Wednesday, May 26, 2021
5:20 a.m. The smallest disruption of routine can send you off the rails. I am still waiting for my printer’s cartridge to arrive through the mail, and in the absence of being able to print out work materials, I am sort of stumped. Revising on the computer isn’t the same thing as revising on paper. It just isn’t. So I’m sort of stalled on the task of revising Alcott’s first 50 sayings. Perhaps I’d better keep going on the second 50, since I already have them printed up. Yet – something said don’t do it that way, but pause between the two sections.
You gentlemen have anything you’d care for us to do while we wait for the ink? Or, should I revise on the machine and treat it as a tentative exercise until I can put it onto paper?
You could do that if you wished. It wouldn’t really waste any time, in the end. Or we could talk here, but of course you are somewhat under the same constraints.
No, not so much. Here I would transcribe and send out, and I could print for my own record later. It isn’t a matter of revising on the machine.
Do you hear the humorous echo of your childhood?
I do, in fact. It’s funny how things sneak in, isn’t it? The nuns used to refer to cars as our “machines.” They would say – well, I don’t remember anything specific, but I remember that’s what they called them, and here am I, going on three–quarters of a century later, and I call a computer “the machine,” in much the same way. I wonder what that is about, if anything. Or do you intend to tell us, using that as an example of something?
We could; we don’t need to, but it’s like that Hemingway short story title.
“I guess everything reminds you of something.” Are you accusing yourselves of plagiarism?
If we didn’t, no doubt you’d be willing do. We smile.
Me too. Well, what, then?
Not everything needs to be a big deal, you realize. Sometimes things you notice are relatively trivial, but even trivial things can prove to be quite illustrative.
Well, I notice that [my friend] Louis is finding that nearly every Hemingway story he reads sends him back to a very clear memory of something earlier in his life, often something he hadn’t thought of, literally, in decades.

Problem details ▸
Write out the passage of the journal entry between "No, not so much." and "do. We smile.", inclusive, with its wording unchanged.

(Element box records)

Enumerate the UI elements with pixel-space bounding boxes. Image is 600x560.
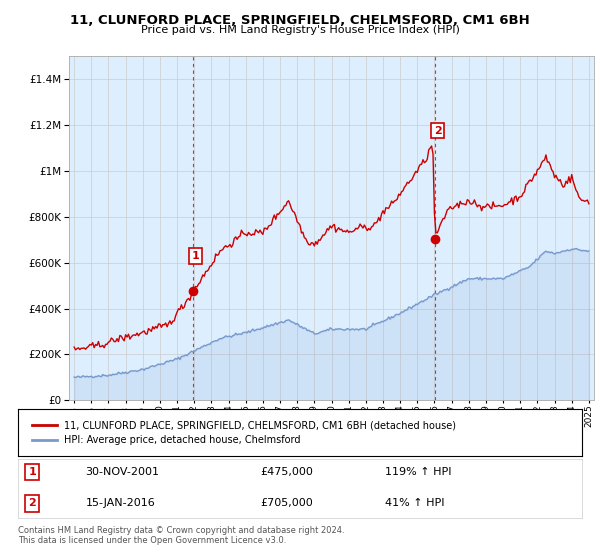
Text: Contains HM Land Registry data © Crown copyright and database right 2024.: Contains HM Land Registry data © Crown c…	[18, 526, 344, 535]
Text: 119% ↑ HPI: 119% ↑ HPI	[385, 467, 451, 477]
Text: 41% ↑ HPI: 41% ↑ HPI	[385, 498, 444, 508]
Text: 30-NOV-2001: 30-NOV-2001	[86, 467, 160, 477]
Legend: 11, CLUNFORD PLACE, SPRINGFIELD, CHELMSFORD, CM1 6BH (detached house), HPI: Aver: 11, CLUNFORD PLACE, SPRINGFIELD, CHELMSF…	[29, 416, 460, 449]
Text: 2: 2	[434, 125, 442, 136]
Text: £475,000: £475,000	[260, 467, 313, 477]
Text: 1: 1	[28, 467, 36, 477]
Text: This data is licensed under the Open Government Licence v3.0.: This data is licensed under the Open Gov…	[18, 536, 286, 545]
Text: 1: 1	[191, 251, 199, 261]
Text: Price paid vs. HM Land Registry's House Price Index (HPI): Price paid vs. HM Land Registry's House …	[140, 25, 460, 35]
Text: 2: 2	[28, 498, 36, 508]
Text: 15-JAN-2016: 15-JAN-2016	[86, 498, 155, 508]
Text: 11, CLUNFORD PLACE, SPRINGFIELD, CHELMSFORD, CM1 6BH: 11, CLUNFORD PLACE, SPRINGFIELD, CHELMSF…	[70, 14, 530, 27]
Text: £705,000: £705,000	[260, 498, 313, 508]
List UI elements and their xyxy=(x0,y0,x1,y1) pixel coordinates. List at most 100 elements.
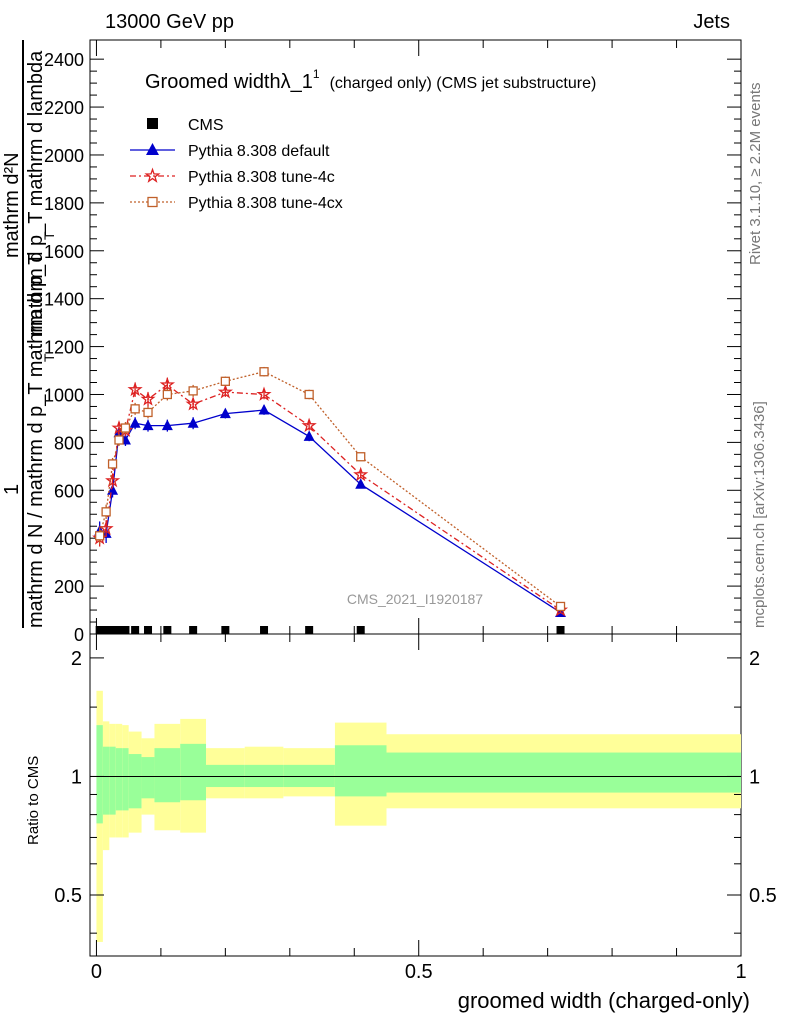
chart-title: Groomed widthλ_11 (charged only) (CMS jet… xyxy=(145,67,596,93)
ratio-band-green xyxy=(109,746,116,815)
y-tick-label: 400 xyxy=(54,529,84,549)
data-point xyxy=(114,435,124,445)
ratio-band-green xyxy=(115,748,123,811)
ratio-tick-label-right: 2 xyxy=(749,648,760,670)
y-tick-label: 1600 xyxy=(44,242,84,262)
mcplots-label: mcplots.cern.ch [arXiv:1306.3436] xyxy=(751,401,768,628)
cms-point xyxy=(221,626,230,634)
ylabel-t-sub-2: T xyxy=(41,353,57,362)
data-point xyxy=(142,419,154,431)
y-tick-label: 2400 xyxy=(44,50,84,70)
cms-point xyxy=(121,626,130,634)
ratio-tick-label-right: 0.5 xyxy=(749,885,777,907)
data-point xyxy=(95,531,105,541)
y-tick-label: 0 xyxy=(74,625,84,645)
ratio-band-green xyxy=(128,754,142,809)
cms-point xyxy=(131,626,140,634)
data-point xyxy=(127,381,143,397)
y-tick-label: 2000 xyxy=(44,146,84,166)
data-point xyxy=(162,389,172,400)
ratio-band-green xyxy=(102,746,110,815)
legend-default-label: Pythia 8.308 default xyxy=(188,143,330,160)
cms-point xyxy=(144,626,153,634)
data-point xyxy=(259,367,269,377)
ratio-band-green xyxy=(180,743,207,801)
y-tick-label: 1800 xyxy=(44,194,84,214)
y-tick-label: 2200 xyxy=(44,98,84,118)
data-point xyxy=(143,407,153,418)
data-point xyxy=(185,396,201,411)
legend-default-marker xyxy=(146,143,159,155)
ylabel-t-sub: T xyxy=(41,231,57,240)
ylabel-line-a: mathrm d²N xyxy=(1,152,23,258)
main-axes: 0 200 400 600 800 1000 1200 1400 1600 1800 2000 220… xyxy=(44,40,747,983)
series-0 xyxy=(95,626,565,634)
data-point xyxy=(303,430,315,441)
data-point xyxy=(356,452,366,462)
series-line xyxy=(99,409,561,613)
y-tick-label: 1000 xyxy=(44,385,84,405)
data-point xyxy=(304,389,314,400)
data-point xyxy=(555,601,566,612)
chart-title-main: Groomed widthλ_1 xyxy=(145,71,313,93)
data-point xyxy=(353,466,369,482)
series-1 xyxy=(94,404,567,617)
ylabel-frac-numerator: 1 xyxy=(1,484,23,495)
cms-point xyxy=(115,626,124,634)
legend-tune4cx-marker xyxy=(147,196,158,208)
ratio-tick-label: 0.5 xyxy=(54,885,82,907)
y-tick-label: 1200 xyxy=(44,338,84,358)
ratio-axes: 0.5 0.5 1 1 2 2 xyxy=(54,648,777,934)
ratio-band-green xyxy=(154,748,181,803)
chart-title-sup: 1 xyxy=(313,67,320,81)
ratio-tick-label: 2 xyxy=(71,648,82,670)
ratio-band-green xyxy=(141,757,155,799)
cms-point xyxy=(260,626,269,634)
ylabel-frac-denominator: mathrm d N / mathrm d p_T mathrm d p_T xyxy=(25,253,47,628)
data-point xyxy=(188,386,198,396)
ratio-tick-label: 1 xyxy=(71,766,82,788)
cms-point xyxy=(95,626,104,634)
ylabel-line-b: mathrm d p_T mathrm d lambda xyxy=(25,50,47,336)
main-ylabel: mathrm d²N mathrm d p_T mathrm d lambda … xyxy=(1,40,57,628)
data-point xyxy=(217,384,234,399)
y-tick-label: 200 xyxy=(54,577,84,597)
x-axis-label: groomed width (charged-only) xyxy=(458,988,750,1013)
ratio-band-green xyxy=(334,745,387,797)
ratio-band-green xyxy=(96,725,103,824)
series-layer xyxy=(92,366,569,634)
legend-tune4c-marker xyxy=(144,167,161,183)
header-right: Jets xyxy=(693,11,730,33)
cms-point xyxy=(556,626,565,634)
series-3 xyxy=(95,366,566,612)
series-line xyxy=(99,371,561,608)
data-point xyxy=(187,417,199,428)
data-point xyxy=(105,472,121,488)
cms-point xyxy=(102,626,111,634)
ratio-tick-label-right: 1 xyxy=(749,766,760,788)
data-point xyxy=(130,404,140,414)
cms-point xyxy=(163,626,172,634)
header-left: 13000 GeV pp xyxy=(105,11,234,33)
data-point xyxy=(219,407,231,419)
legend-tune4cx-label: Pythia 8.308 tune-4cx xyxy=(188,195,343,212)
data-point xyxy=(120,423,131,433)
ratio-band-green xyxy=(386,752,741,793)
data-point xyxy=(159,376,176,392)
y-tick-label: 1400 xyxy=(44,290,84,310)
watermark: CMS_2021_I1920187 xyxy=(347,591,483,607)
data-point xyxy=(355,478,367,489)
rivet-label: Rivet 3.1.10, ≥ 2.2M events xyxy=(747,83,764,266)
legend-cms-label: CMS xyxy=(188,117,224,134)
ratio-band-green xyxy=(122,748,129,811)
data-point xyxy=(301,417,317,433)
x-tick-label: 0 xyxy=(91,961,102,983)
data-point xyxy=(258,404,270,415)
cms-point xyxy=(108,626,117,634)
data-point xyxy=(129,417,141,428)
data-point xyxy=(256,386,272,401)
y-tick-label: 600 xyxy=(54,481,84,501)
data-point xyxy=(140,391,156,406)
cms-point xyxy=(189,626,198,634)
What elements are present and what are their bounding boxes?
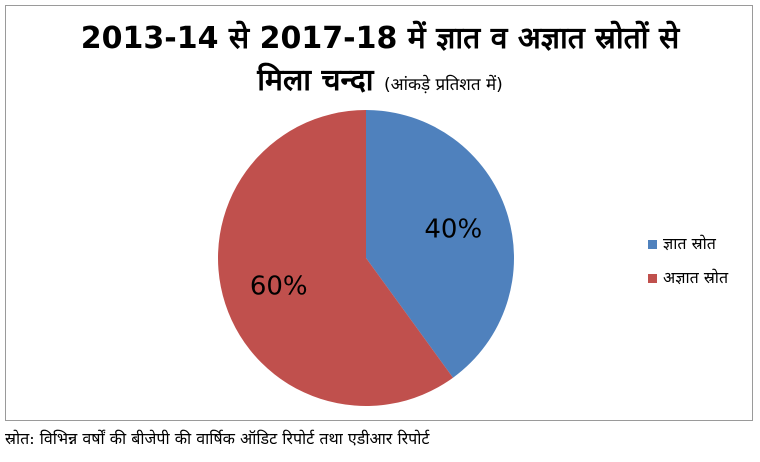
chart-title: 2013-14 से 2017-18 में ज्ञात व अज्ञात स्…: [20, 18, 740, 106]
source-note: स्रोत: विभिन्न वर्षों की बीजेपी की वार्ष…: [5, 429, 430, 448]
pie-data-label-unknown-sources: 60%: [250, 271, 308, 301]
legend-item-unknown-sources: अज्ञात स्रोत: [648, 268, 728, 288]
pie-slice-known-sources: [366, 110, 515, 378]
legend-swatch-known-sources: [648, 239, 657, 249]
pie-data-labels: 40% 60%: [250, 215, 482, 302]
pie-data-label-known-sources: 40%: [424, 215, 482, 245]
legend-label-unknown-sources: अज्ञात स्रोत: [663, 268, 729, 287]
pie-slices: [218, 110, 515, 406]
chart-title-line2: मिला चन्दा (आंकड़े प्रतिशत में): [20, 60, 740, 106]
chart-subtitle: (आंकड़े प्रतिशत में): [383, 75, 503, 95]
legend-swatch-unknown-sources: [648, 273, 657, 283]
pie-slice-unknown-sources: [218, 110, 453, 406]
legend-item-known-sources: ज्ञात स्रोत: [648, 234, 728, 254]
chart-legend: ज्ञात स्रोत अज्ञात स्रोत: [648, 234, 728, 302]
legend-label-known-sources: ज्ञात स्रोत: [663, 234, 716, 253]
chart-title-line1: 2013-14 से 2017-18 में ज्ञात व अज्ञात स्…: [80, 21, 680, 56]
chart-title-line2-text: मिला चन्दा: [257, 63, 374, 98]
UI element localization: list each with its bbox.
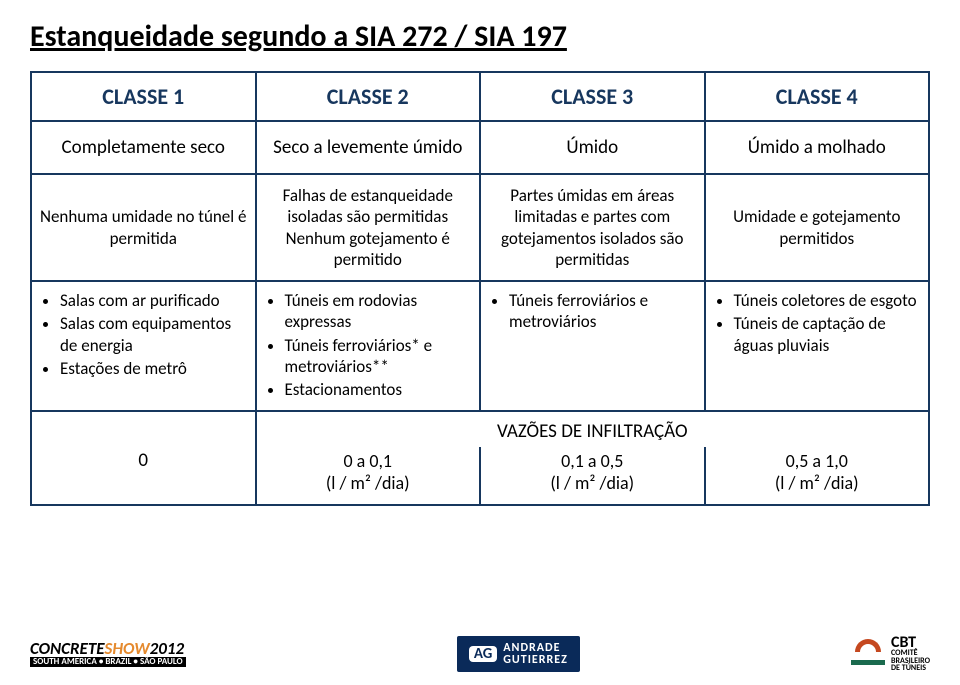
flow-2: 0 a 0,1 (l / m² /dia) <box>256 447 481 505</box>
footer-logos: CONCRETESHOW2012 SOUTH AMERICA • BRAZIL … <box>0 635 960 673</box>
cbt-line-3: DE TÚNEIS <box>891 665 930 673</box>
header-row: CLASSE 1 CLASSE 2 CLASSE 3 CLASSE 4 <box>31 72 929 121</box>
list-item: Salas com ar purificado <box>60 290 249 311</box>
list-item: Túneis coletores de esgoto <box>734 290 923 311</box>
infiltration-header-row: 0 VAZÕES DE INFILTRAÇÃO <box>31 411 929 447</box>
cbt-tunnel-icon <box>851 637 885 671</box>
list-item: Estacionamentos <box>285 379 474 400</box>
desc-4: Umidade e gotejamento permitidos <box>705 174 930 281</box>
ag-badge-icon: AG <box>469 646 497 663</box>
examples-3: Túneis ferroviários e metroviários <box>480 281 705 411</box>
infiltration-label: VAZÕES DE INFILTRAÇÃO <box>256 411 930 447</box>
flow-4-unit: (l / m² /dia) <box>775 472 859 494</box>
condition-1: Completamente seco <box>31 121 256 174</box>
desc-3: Partes úmidas em áreas limitadas e parte… <box>480 174 705 281</box>
examples-4: Túneis coletores de esgoto Túneis de cap… <box>705 281 930 411</box>
header-col-2: CLASSE 2 <box>256 72 481 121</box>
classification-table: CLASSE 1 CLASSE 2 CLASSE 3 CLASSE 4 Comp… <box>30 71 930 506</box>
flow-2-unit: (l / m² /dia) <box>326 472 410 494</box>
list-item: Túneis em rodovias expressas <box>285 290 474 333</box>
desc-1: Nenhuma umidade no túnel é permitida <box>31 174 256 281</box>
flow-4: 0,5 a 1,0 (l / m² /dia) <box>705 447 930 505</box>
flow-2-val: 0 a 0,1 <box>343 450 392 472</box>
condition-3: Úmido <box>480 121 705 174</box>
examples-1: Salas com ar purificado Salas com equipa… <box>31 281 256 411</box>
flow-4-val: 0,5 a 1,0 <box>786 450 848 472</box>
cbt-logo: CBT COMITÊ BRASILEIRO DE TÚNEIS <box>851 635 930 673</box>
condition-row: Completamente seco Seco a levemente úmid… <box>31 121 929 174</box>
header-col-4: CLASSE 4 <box>705 72 930 121</box>
description-row: Nenhuma umidade no túnel é permitida Fal… <box>31 174 929 281</box>
header-col-3: CLASSE 3 <box>480 72 705 121</box>
page-title: Estanqueidade segundo a SIA 272 / SIA 19… <box>30 18 930 55</box>
examples-row: Salas com ar purificado Salas com equipa… <box>31 281 929 411</box>
ag-line-2: GUTIERREZ <box>503 654 568 666</box>
flow-3-val: 0,1 a 0,5 <box>561 450 623 472</box>
andrade-gutierrez-logo: AG ANDRADE GUTIERREZ <box>457 636 580 672</box>
condition-4: Úmido a molhado <box>705 121 930 174</box>
cs-subtitle: SOUTH AMERICA • BRAZIL • SÃO PAULO <box>30 657 186 667</box>
list-item: Estações de metrô <box>60 358 249 379</box>
condition-2: Seco a levemente úmido <box>256 121 481 174</box>
list-item: Túneis ferroviários e metroviários <box>509 290 698 333</box>
desc-2: Falhas de estanqueidade isoladas são per… <box>256 174 481 281</box>
flow-1: 0 <box>31 411 256 505</box>
list-item: Salas com equipamentos de energia <box>60 313 249 356</box>
list-item: Túneis ferroviários* e metroviários** <box>285 335 474 378</box>
flow-3: 0,1 a 0,5 (l / m² /dia) <box>480 447 705 505</box>
concreteshow-logo: CONCRETESHOW2012 SOUTH AMERICA • BRAZIL … <box>30 641 186 666</box>
flow-3-unit: (l / m² /dia) <box>550 472 634 494</box>
list-item: Túneis de captação de águas pluviais <box>734 313 923 356</box>
header-col-1: CLASSE 1 <box>31 72 256 121</box>
examples-2: Túneis em rodovias expressas Túneis ferr… <box>256 281 481 411</box>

Answer ▸
No, not so much. Here I would transcribe and send out, and I could print for my own record later. It isn’t a matter of revising on the machine.
Do you hear the humorous echo of your childhood?
I do, in fact. It’s funny how things sneak in, isn’t it? The nuns used to refer to cars as our “machines.” They would say – well, I don’t remember anything specific, but I remember that’s what they called them, and here am I, going on three–quarters of a century later, and I call a computer “the machine,” in much the same way. I wonder what that is about, if anything. Or do you intend to tell us, using that as an example of something?
We could; we don’t need to, but it’s like that Hemingway short story title.
“I guess everything reminds you of something.” Are you accusing yourselves of plagiarism?
If we didn’t, no doubt you’d be willing do. We smile.